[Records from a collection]
=-=-=

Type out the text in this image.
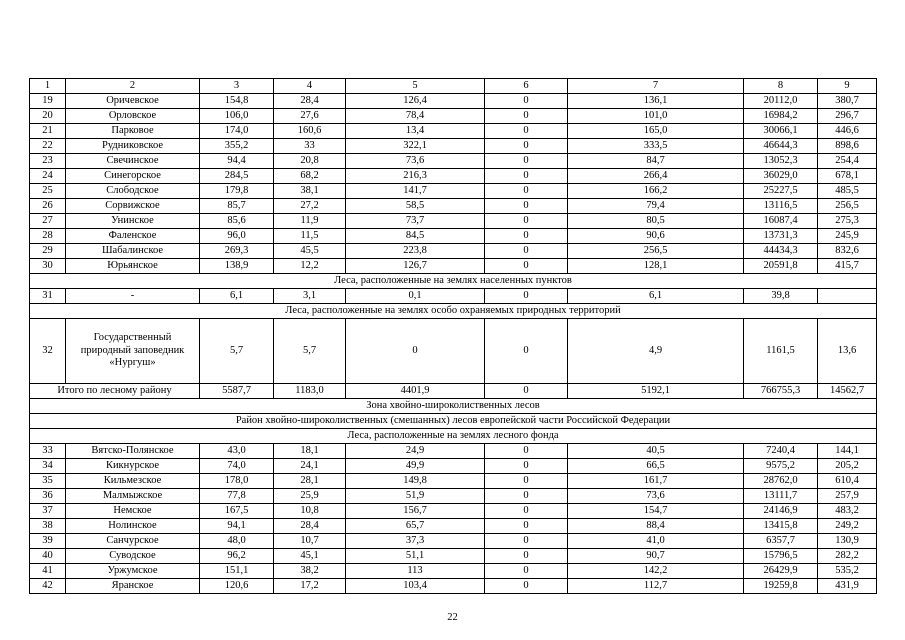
1	2	3	4	5	6	7	8	9
19	Оричевское	154,8	28,4	126,4	0	136,1	20112,0	380,7
20	Орловское	106,0	27,6	78,4	0	101,0	16984,2	296,7
21	Парковое	174,0	160,6	13,4	0	165,0	30066,1	446,6
22	Рудниковское	355,2	33	322,1	0	333,5	46644,3	898,6
23	Свечинское	94,4	20,8	73,6	0	84,7	13052,3	254,4
24	Синегорское	284,5	68,2	216,3	0	266,4	36029,0	678,1
25	Слободское	179,8	38,1	141,7	0	166,2	25227,5	485,5
26	Сорвижское	85,7	27,2	58,5	0	79,4	13116,5	256,5
27	Унинское	85,6	11,9	73,7	0	80,5	16087,4	275,3
28	Фаленское	96,0	11,5	84,5	0	90,6	13731,3	245,9
29	Шабалинское	269,3	45,5	223,8	0	256,5	44434,3	832,6
30	Юрьянское	138,9	12,2	126,7	0	128,1	20591,8	415,7
Леса, расположенные на землях населенных пунктов								
31	-	6,1	3,1	0,1	0	6,1	39,8	
Леса, расположенные на землях особо охраняемых природных территорий								
32	Государственный природный заповедник «Нургуш»	5,7	5,7	0	0	4,9	1161,5	13,6
Итого по лесному району		5587,7	1183,0	4401,9	0	5192,1	766755,3	14562,7
Зона хвойно-широколиственных лесов								
Район хвойно-широколиственных (смешанных) лесов европейской части Российской Федерации								
Леса, расположенные на землях лесного фонда								
33	Вятско-Полянское	43,0	18,1	24,9	0	40,5	7240,4	144,1
34	Кикнурское	74,0	24,1	49,9	0	66,5	9575,2	205,2
35	Кильмезское	178,0	28,1	149,8	0	161,7	28762,0	610,4
36	Малмыжское	77,8	25,9	51,9	0	73,6	13111,7	257,9
37	Немское	167,5	10,8	156,7	0	154,7	24146,9	483,2
38	Нолинское	94,1	28,4	65,7	0	88,4	13415,8	249,2
39	Санчурское	48,0	10,7	37,3	0	41,0	6357,7	130,9
40	Суводское	96,2	45,1	51,1	0	90,7	15796,5	282,2
41	Уржумское	151,1	38,2	113	0	142,2	26429,9	535,2
42	Яранское	120,6	17,2	103,4	0	112,7	19259,8	431,9
22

=-=-=

▶ **TASK TO CARRY OUT**: Pictures are excluded; copy all other data exactly as shown.

▶ **OUTPUT BELOW**:
Type out the text in this image.
1	2	3	4	5	6	7	8	9
19	Оричевское	154,8	28,4	126,4	0	136,1	20112,0	380,7
20	Орловское	106,0	27,6	78,4	0	101,0	16984,2	296,7
21	Парковое	174,0	160,6	13,4	0	165,0	30066,1	446,6
22	Рудниковское	355,2	33	322,1	0	333,5	46644,3	898,6
23	Свечинское	94,4	20,8	73,6	0	84,7	13052,3	254,4
24	Синегорское	284,5	68,2	216,3	0	266,4	36029,0	678,1
25	Слободское	179,8	38,1	141,7	0	166,2	25227,5	485,5
26	Сорвижское	85,7	27,2	58,5	0	79,4	13116,5	256,5
27	Унинское	85,6	11,9	73,7	0	80,5	16087,4	275,3
28	Фаленское	96,0	11,5	84,5	0	90,6	13731,3	245,9
29	Шабалинское	269,3	45,5	223,8	0	256,5	44434,3	832,6
30	Юрьянское	138,9	12,2	126,7	0	128,1	20591,8	415,7
Леса, расположенные на землях населенных пунктов								
31	-	6,1	3,1	0,1	0	6,1	39,8	
Леса, расположенные на землях особо охраняемых природных территорий								
32	Государственный природный заповедник «Нургуш»	5,7	5,7	0	0	4,9	1161,5	13,6
Итого по лесному району		5587,7	1183,0	4401,9	0	5192,1	766755,3	14562,7
Зона хвойно-широколиственных лесов								
Район хвойно-широколиственных (смешанных) лесов европейской части Российской Федерации								
Леса, расположенные на землях лесного фонда								
33	Вятско-Полянское	43,0	18,1	24,9	0	40,5	7240,4	144,1
34	Кикнурское	74,0	24,1	49,9	0	66,5	9575,2	205,2
35	Кильмезское	178,0	28,1	149,8	0	161,7	28762,0	610,4
36	Малмыжское	77,8	25,9	51,9	0	73,6	13111,7	257,9
37	Немское	167,5	10,8	156,7	0	154,7	24146,9	483,2
38	Нолинское	94,1	28,4	65,7	0	88,4	13415,8	249,2
39	Санчурское	48,0	10,7	37,3	0	41,0	6357,7	130,9
40	Суводское	96,2	45,1	51,1	0	90,7	15796,5	282,2
41	Уржумское	151,1	38,2	113	0	142,2	26429,9	535,2
42	Яранское	120,6	17,2	103,4	0	112,7	19259,8	431,9
22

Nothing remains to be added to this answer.